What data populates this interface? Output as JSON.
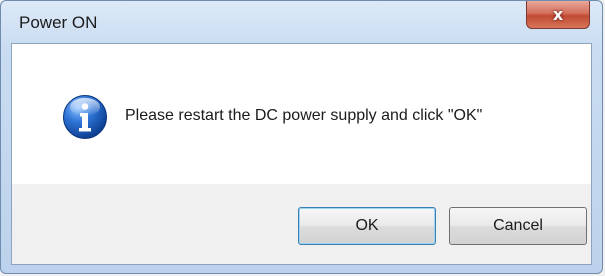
{
  "window": {
    "title": "Power ON",
    "close_label": "x"
  },
  "dialog": {
    "icon": "info-icon",
    "message": "Please restart the DC power supply and click \"OK\""
  },
  "buttons": {
    "ok_label": "OK",
    "cancel_label": "Cancel"
  },
  "colors": {
    "title_bar": "#c9dcf1",
    "close_button": "#c14a33",
    "info_icon": "#1f5fb8",
    "default_button_border": "#3c7fb1"
  }
}
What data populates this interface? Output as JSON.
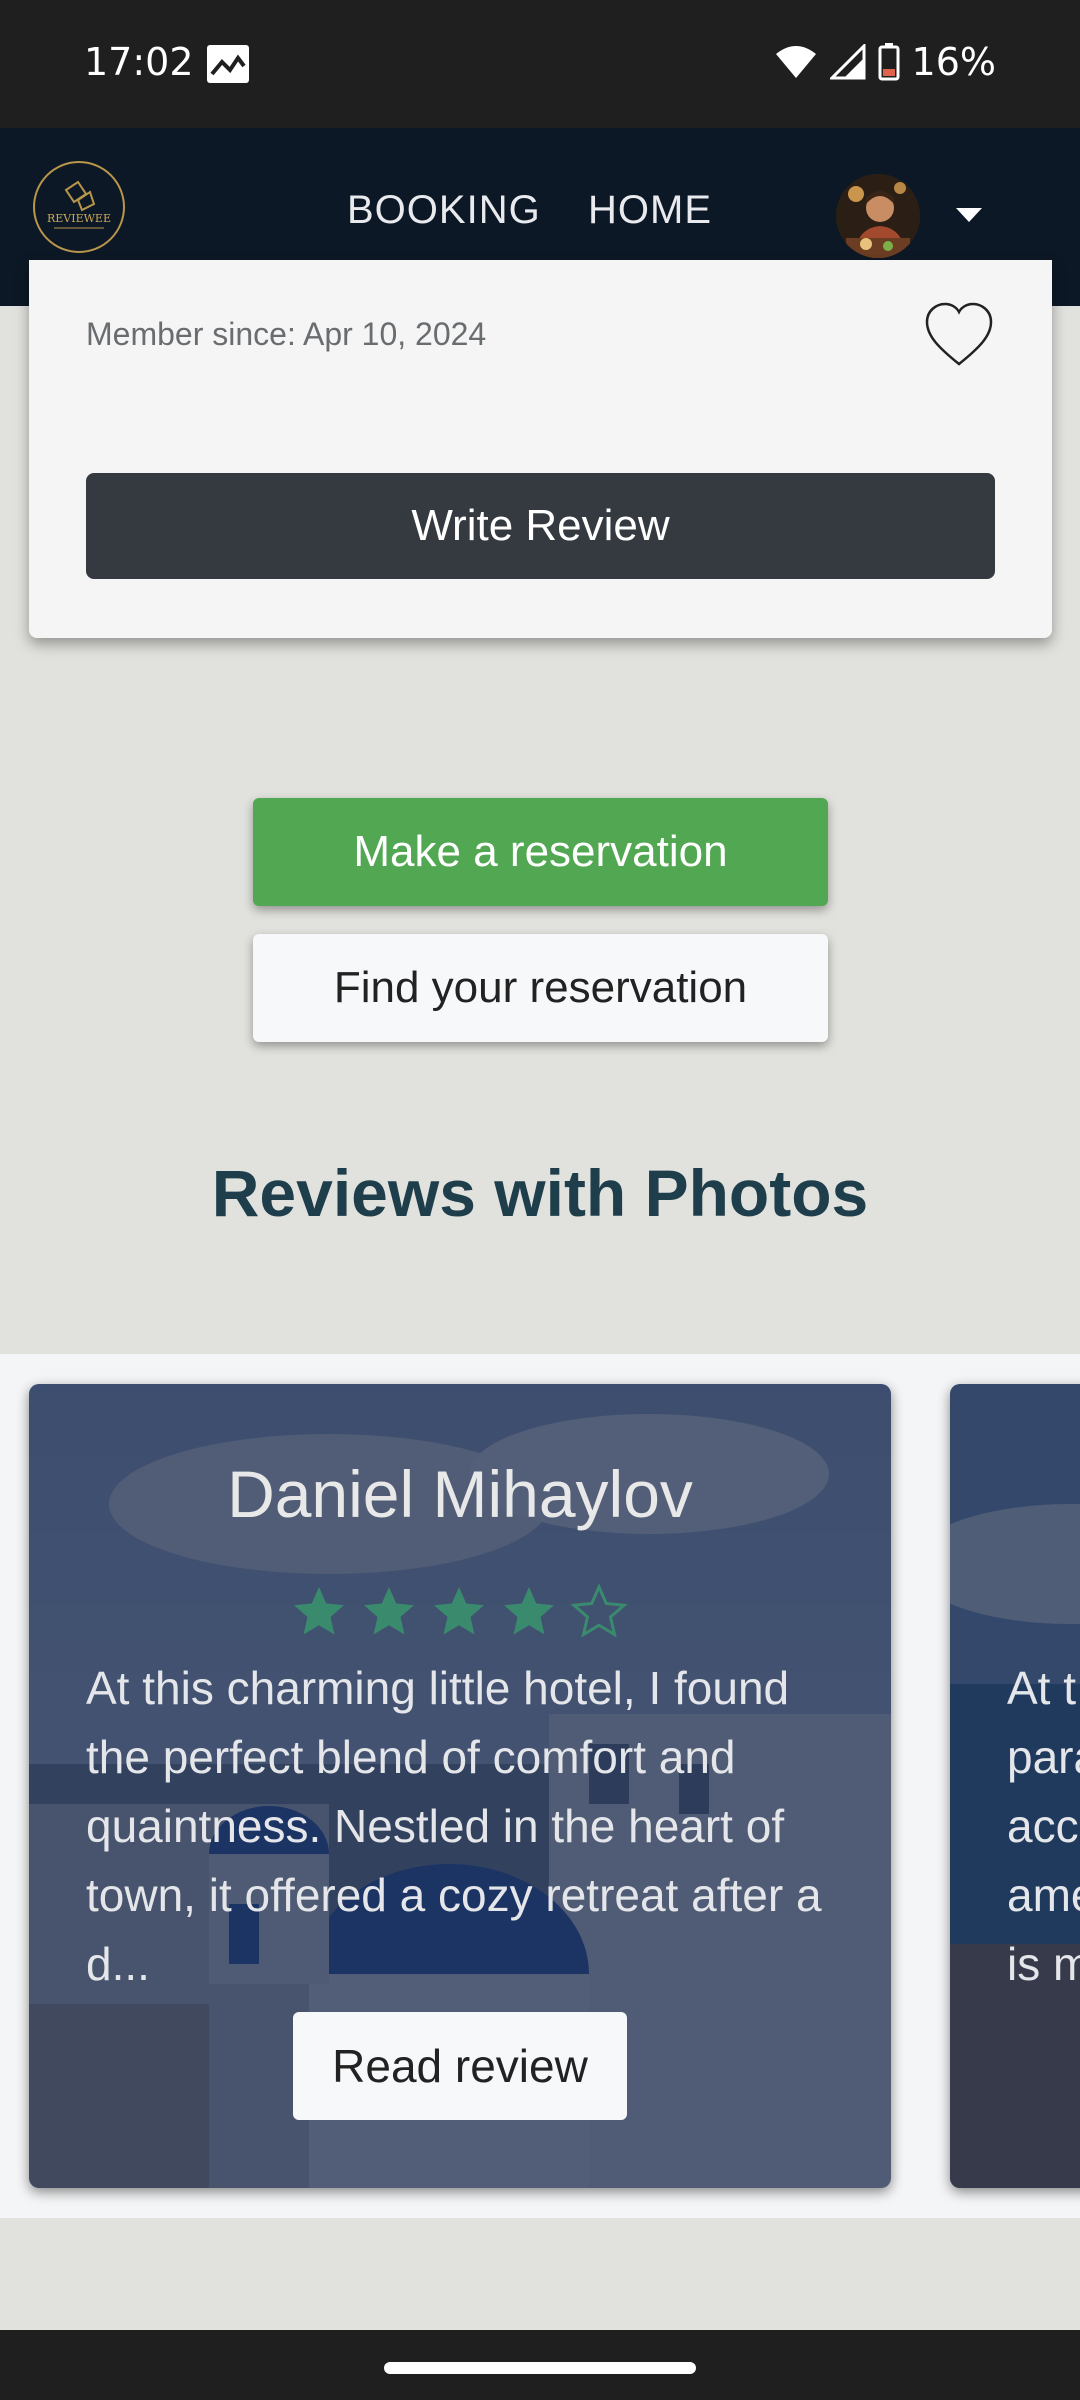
{
  "status_bar": {
    "time": "17:02",
    "battery": "16%",
    "icons": [
      "gallery-icon",
      "wifi-icon",
      "signal-icon",
      "battery-icon"
    ]
  },
  "nav": {
    "logo_text": "REVIEWEE",
    "links": [
      "BOOKING",
      "HOME"
    ],
    "avatar": "user-avatar",
    "menu_icon": "caret-down-icon"
  },
  "profile_card": {
    "member_since": "Member since: Apr 10, 2024",
    "write_review_label": "Write Review",
    "favorite_icon": "heart-icon"
  },
  "reservation": {
    "make_label": "Make a reservation",
    "find_label": "Find your reservation"
  },
  "reviews_section": {
    "title": "Reviews with Photos",
    "cards": [
      {
        "name": "Daniel Mihaylov",
        "rating": 4,
        "max_rating": 5,
        "text": "At this charming little hotel, I found the perfect blend of comfort and quaintness. Nestled in the heart of town, it offered a cozy retreat after a d...",
        "button_label": "Read review"
      },
      {
        "name": "",
        "text_partial": "At t\npara\nacco\name\nis m"
      }
    ]
  },
  "colors": {
    "nav_bg": "#0d1826",
    "accent_green": "#52a852",
    "star_color": "#3a8a6e",
    "title_color": "#1e3e4c",
    "dark_button": "#343a40"
  }
}
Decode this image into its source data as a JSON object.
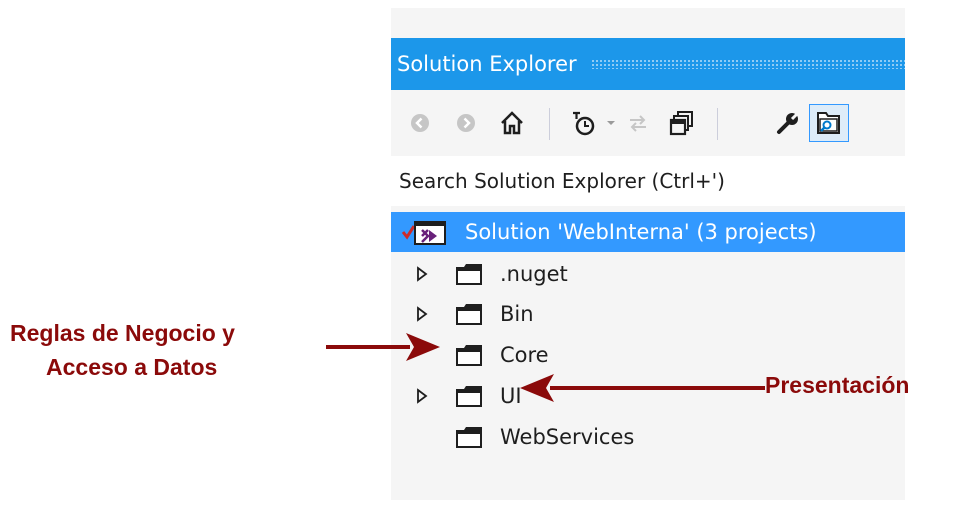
{
  "solution_explorer": {
    "title": "Solution Explorer",
    "toolbar": {
      "icons": [
        "back-icon",
        "forward-icon",
        "home-icon",
        "history-icon",
        "dropdown-icon",
        "sync-icon",
        "collapse-all-icon",
        "properties-icon",
        "preview-icon"
      ]
    },
    "search": {
      "placeholder": "Search Solution Explorer (Ctrl+')"
    },
    "tree": {
      "solution": {
        "label": "Solution 'WebInterna' (3 projects)"
      },
      "items": [
        {
          "label": ".nuget",
          "expandable": true
        },
        {
          "label": "Bin",
          "expandable": true
        },
        {
          "label": "Core",
          "expandable": false
        },
        {
          "label": "UI",
          "expandable": true
        },
        {
          "label": "WebServices",
          "expandable": false
        }
      ]
    }
  },
  "annotations": {
    "left_line1": "Reglas de Negocio y",
    "left_line2": "Acceso a Datos",
    "right": "Presentación",
    "color": "#8b0a0a"
  },
  "colors": {
    "title_bar": "#1c97ea",
    "selection": "#3399ff",
    "panel_bg": "#f5f5f5"
  }
}
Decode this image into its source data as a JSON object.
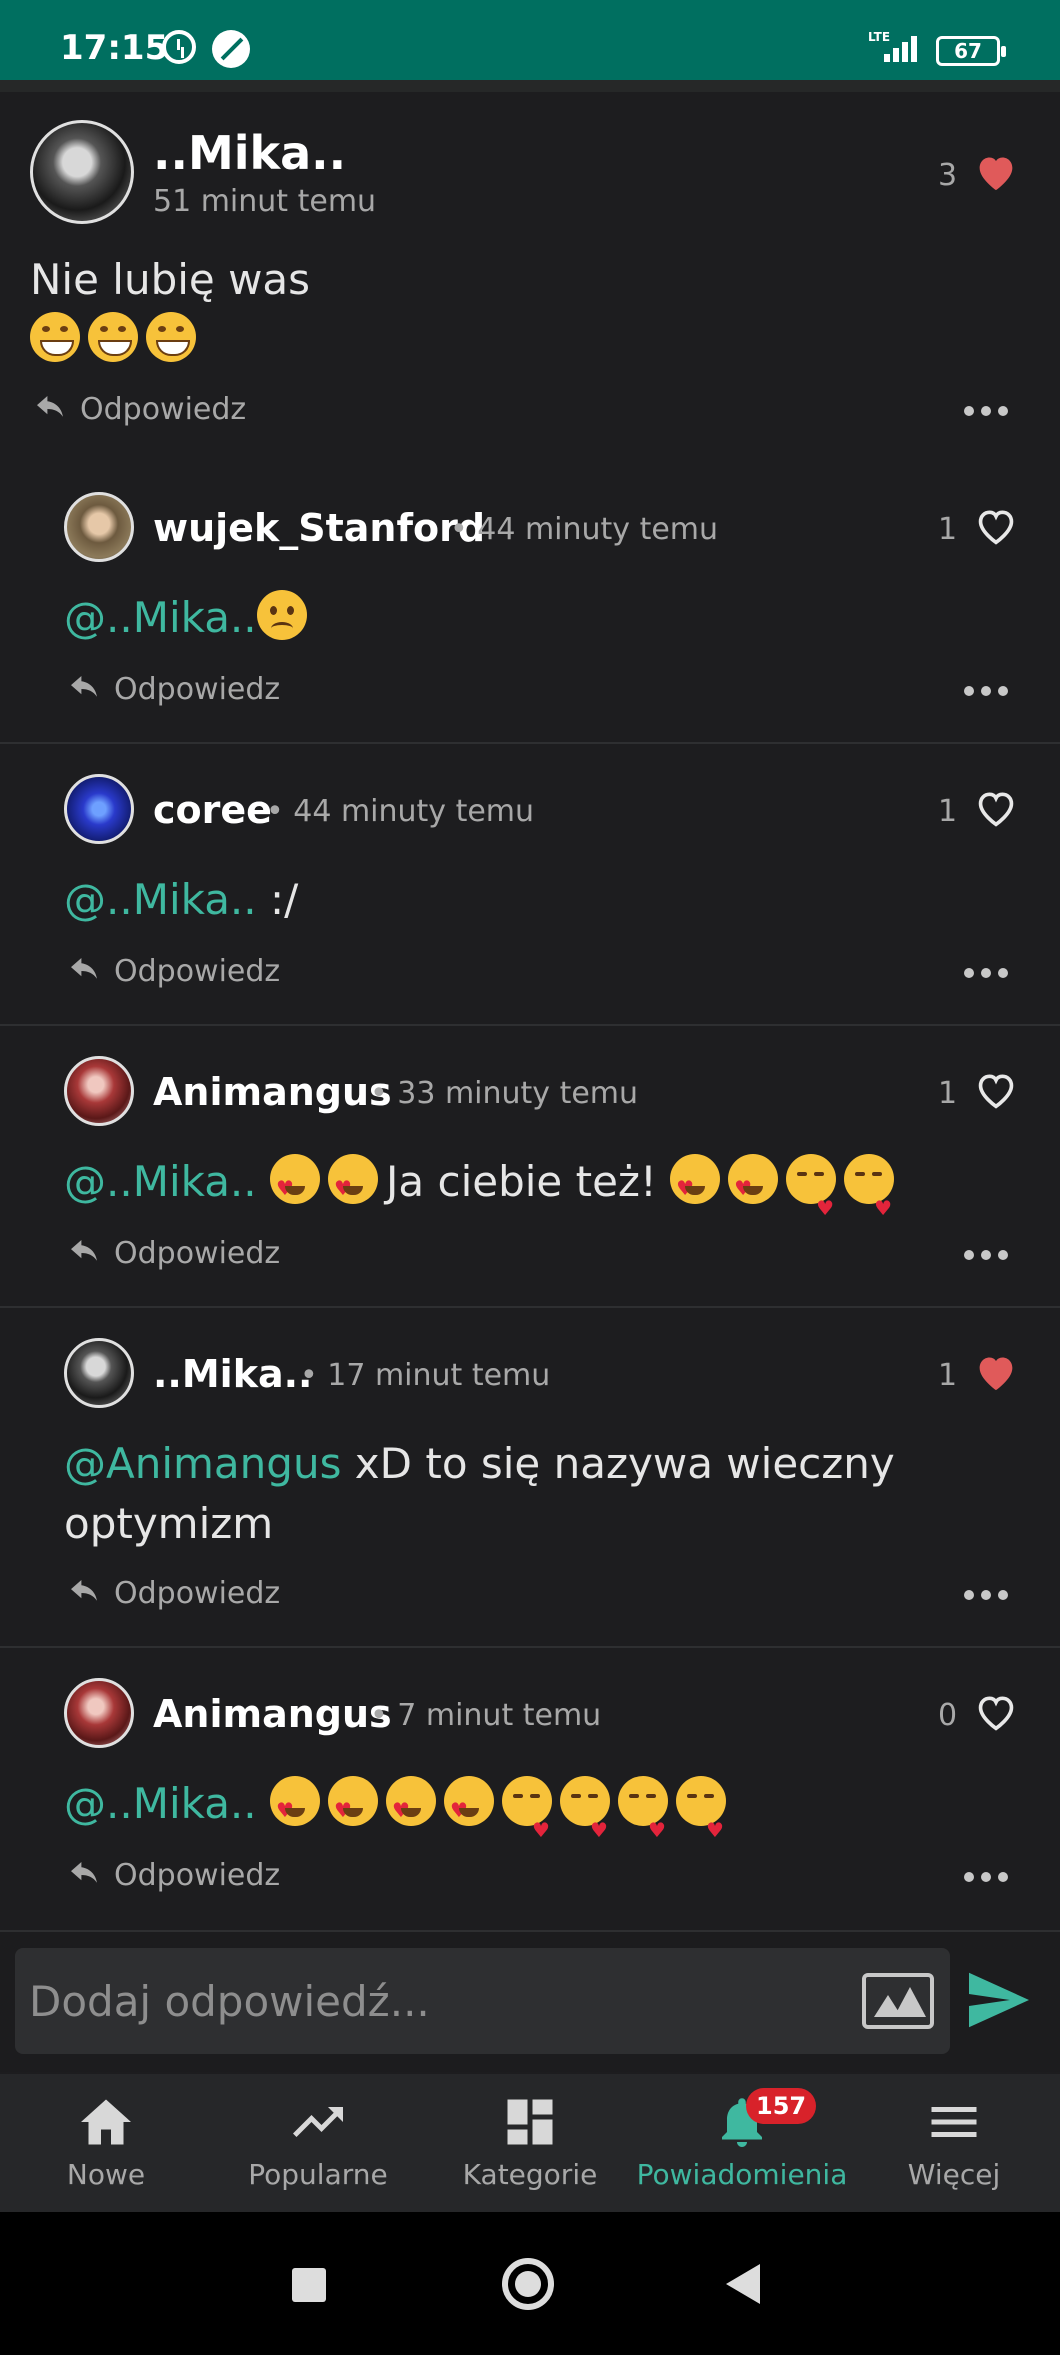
{
  "status_bar": {
    "time": "17:15",
    "network": "LTE",
    "battery": "67",
    "icons": [
      "alarm-icon",
      "leaf-icon",
      "signal-icon",
      "battery-icon"
    ]
  },
  "colors": {
    "accent": "#3fb8a0",
    "status_bar": "#006f60",
    "heart_liked": "#e05a5a",
    "badge": "#d8222a",
    "background": "#1d1d1f"
  },
  "main_comment": {
    "author": "..Mika..",
    "time": "51 minut temu",
    "likes": "3",
    "liked": true,
    "text_line1": "Nie lubię was",
    "emojis": [
      "grin",
      "grin",
      "grin"
    ],
    "reply_label": "Odpowiedz"
  },
  "replies": [
    {
      "author": "wujek_Stanford",
      "time": "• 44 minuty temu",
      "likes": "1",
      "liked": false,
      "mention": "@..Mika..",
      "text": "",
      "emojis": [
        "sad"
      ],
      "reply_label": "Odpowiedz"
    },
    {
      "author": "coree",
      "time": "• 44 minuty temu",
      "likes": "1",
      "liked": false,
      "mention": "@..Mika..",
      "text": " :/",
      "emojis": [],
      "reply_label": "Odpowiedz"
    },
    {
      "author": "Animangus",
      "time": "• 33 minuty temu",
      "likes": "1",
      "liked": false,
      "mention": "@..Mika..",
      "text": "Ja ciebie też!",
      "emojis_before": [
        "love",
        "love"
      ],
      "emojis_after": [
        "love",
        "love",
        "kiss",
        "kiss"
      ],
      "reply_label": "Odpowiedz"
    },
    {
      "author": "..Mika..",
      "time": "• 17 minut temu",
      "likes": "1",
      "liked": true,
      "mention": "@Animangus",
      "text": " xD to się nazywa wieczny",
      "text_line2": "optymizm",
      "reply_label": "Odpowiedz"
    },
    {
      "author": "Animangus",
      "time": "• 7 minut temu",
      "likes": "0",
      "liked": false,
      "mention": "@..Mika..",
      "emojis": [
        "love",
        "love",
        "love",
        "love",
        "kiss",
        "kiss",
        "kiss",
        "kiss"
      ],
      "reply_label": "Odpowiedz"
    }
  ],
  "composer": {
    "placeholder": "Dodaj odpowiedź..."
  },
  "bottom_nav": [
    {
      "label": "Nowe",
      "icon": "home-icon",
      "active": false
    },
    {
      "label": "Popularne",
      "icon": "trending-icon",
      "active": false
    },
    {
      "label": "Kategorie",
      "icon": "grid-icon",
      "active": false
    },
    {
      "label": "Powiadomienia",
      "icon": "bell-icon",
      "active": true,
      "badge": "157"
    },
    {
      "label": "Więcej",
      "icon": "menu-icon",
      "active": false
    }
  ]
}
══════════════════════════════
Your copy should match the records word for word, with the pictures removed.

Answer to the task:
What data populates this interface? Output as JSON.
{
  "window": {
    "title": "Power ON",
    "close_label": "x"
  },
  "dialog": {
    "icon": "info-icon",
    "message": "Please restart the DC power supply and click \"OK\""
  },
  "buttons": {
    "ok_label": "OK",
    "cancel_label": "Cancel"
  },
  "colors": {
    "title_bar": "#c9dcf1",
    "close_button": "#c14a33",
    "info_icon": "#1f5fb8",
    "default_button_border": "#3c7fb1"
  }
}
What data populates this interface? Output as JSON.
{
  "status_bar": {
    "time": "17:02",
    "battery": "16%",
    "icons": [
      "gallery-icon",
      "wifi-icon",
      "signal-icon",
      "battery-icon"
    ]
  },
  "nav": {
    "logo_text": "REVIEWEE",
    "links": [
      "BOOKING",
      "HOME"
    ],
    "avatar": "user-avatar",
    "menu_icon": "caret-down-icon"
  },
  "profile_card": {
    "member_since": "Member since: Apr 10, 2024",
    "write_review_label": "Write Review",
    "favorite_icon": "heart-icon"
  },
  "reservation": {
    "make_label": "Make a reservation",
    "find_label": "Find your reservation"
  },
  "reviews_section": {
    "title": "Reviews with Photos",
    "cards": [
      {
        "name": "Daniel Mihaylov",
        "rating": 4,
        "max_rating": 5,
        "text": "At this charming little hotel, I found the perfect blend of comfort and quaintness. Nestled in the heart of town, it offered a cozy retreat after a d...",
        "button_label": "Read review"
      },
      {
        "name": "",
        "text_partial": "At t\npara\nacco\name\nis m"
      }
    ]
  },
  "colors": {
    "nav_bg": "#0d1826",
    "accent_green": "#52a852",
    "star_color": "#3a8a6e",
    "title_color": "#1e3e4c",
    "dark_button": "#343a40"
  }
}
Decode this image into its source data as a JSON object.
{
  "solution_explorer": {
    "title": "Solution Explorer",
    "toolbar": {
      "icons": [
        "back-icon",
        "forward-icon",
        "home-icon",
        "history-icon",
        "dropdown-icon",
        "sync-icon",
        "collapse-all-icon",
        "properties-icon",
        "preview-icon"
      ]
    },
    "search": {
      "placeholder": "Search Solution Explorer (Ctrl+')"
    },
    "tree": {
      "solution": {
        "label": "Solution 'WebInterna' (3 projects)"
      },
      "items": [
        {
          "label": ".nuget",
          "expandable": true
        },
        {
          "label": "Bin",
          "expandable": true
        },
        {
          "label": "Core",
          "expandable": false
        },
        {
          "label": "UI",
          "expandable": true
        },
        {
          "label": "WebServices",
          "expandable": false
        }
      ]
    }
  },
  "annotations": {
    "left_line1": "Reglas de Negocio y",
    "left_line2": "Acceso a Datos",
    "right": "Presentación",
    "color": "#8b0a0a"
  },
  "colors": {
    "title_bar": "#1c97ea",
    "selection": "#3399ff",
    "panel_bg": "#f5f5f5"
  }
}
Decode this image into its source data as a JSON object.
{
  "status_bar": {
    "time": "17:15",
    "network": "LTE",
    "battery": "67",
    "icons": [
      "alarm-icon",
      "leaf-icon",
      "signal-icon",
      "battery-icon"
    ]
  },
  "colors": {
    "accent": "#3fb8a0",
    "status_bar": "#006f60",
    "heart_liked": "#e05a5a",
    "badge": "#d8222a",
    "background": "#1d1d1f"
  },
  "main_comment": {
    "author": "..Mika..",
    "time": "51 minut temu",
    "likes": "3",
    "liked": true,
    "text_line1": "Nie lubię was",
    "emojis": [
      "grin",
      "grin",
      "grin"
    ],
    "reply_label": "Odpowiedz"
  },
  "replies": [
    {
      "author": "wujek_Stanford",
      "time": "• 44 minuty temu",
      "likes": "1",
      "liked": false,
      "mention": "@..Mika..",
      "text": "",
      "emojis": [
        "sad"
      ],
      "reply_label": "Odpowiedz"
    },
    {
      "author": "coree",
      "time": "• 44 minuty temu",
      "likes": "1",
      "liked": false,
      "mention": "@..Mika..",
      "text": " :/",
      "emojis": [],
      "reply_label": "Odpowiedz"
    },
    {
      "author": "Animangus",
      "time": "• 33 minuty temu",
      "likes": "1",
      "liked": false,
      "mention": "@..Mika..",
      "text": "Ja ciebie też!",
      "emojis_before": [
        "love",
        "love"
      ],
      "emojis_after": [
        "love",
        "love",
        "kiss",
        "kiss"
      ],
      "reply_label": "Odpowiedz"
    },
    {
      "author": "..Mika..",
      "time": "• 17 minut temu",
      "likes": "1",
      "liked": true,
      "mention": "@Animangus",
      "text": " xD to się nazywa wieczny",
      "text_line2": "optymizm",
      "reply_label": "Odpowiedz"
    },
    {
      "author": "Animangus",
      "time": "• 7 minut temu",
      "likes": "0",
      "liked": false,
      "mention": "@..Mika..",
      "emojis": [
        "love",
        "love",
        "love",
        "love",
        "kiss",
        "kiss",
        "kiss",
        "kiss"
      ],
      "reply_label": "Odpowiedz"
    }
  ],
  "composer": {
    "placeholder": "Dodaj odpowiedź..."
  },
  "bottom_nav": [
    {
      "label": "Nowe",
      "icon": "home-icon",
      "active": false
    },
    {
      "label": "Popularne",
      "icon": "trending-icon",
      "active": false
    },
    {
      "label": "Kategorie",
      "icon": "grid-icon",
      "active": false
    },
    {
      "label": "Powiadomienia",
      "icon": "bell-icon",
      "active": true,
      "badge": "157"
    },
    {
      "label": "Więcej",
      "icon": "menu-icon",
      "active": false
    }
  ]
}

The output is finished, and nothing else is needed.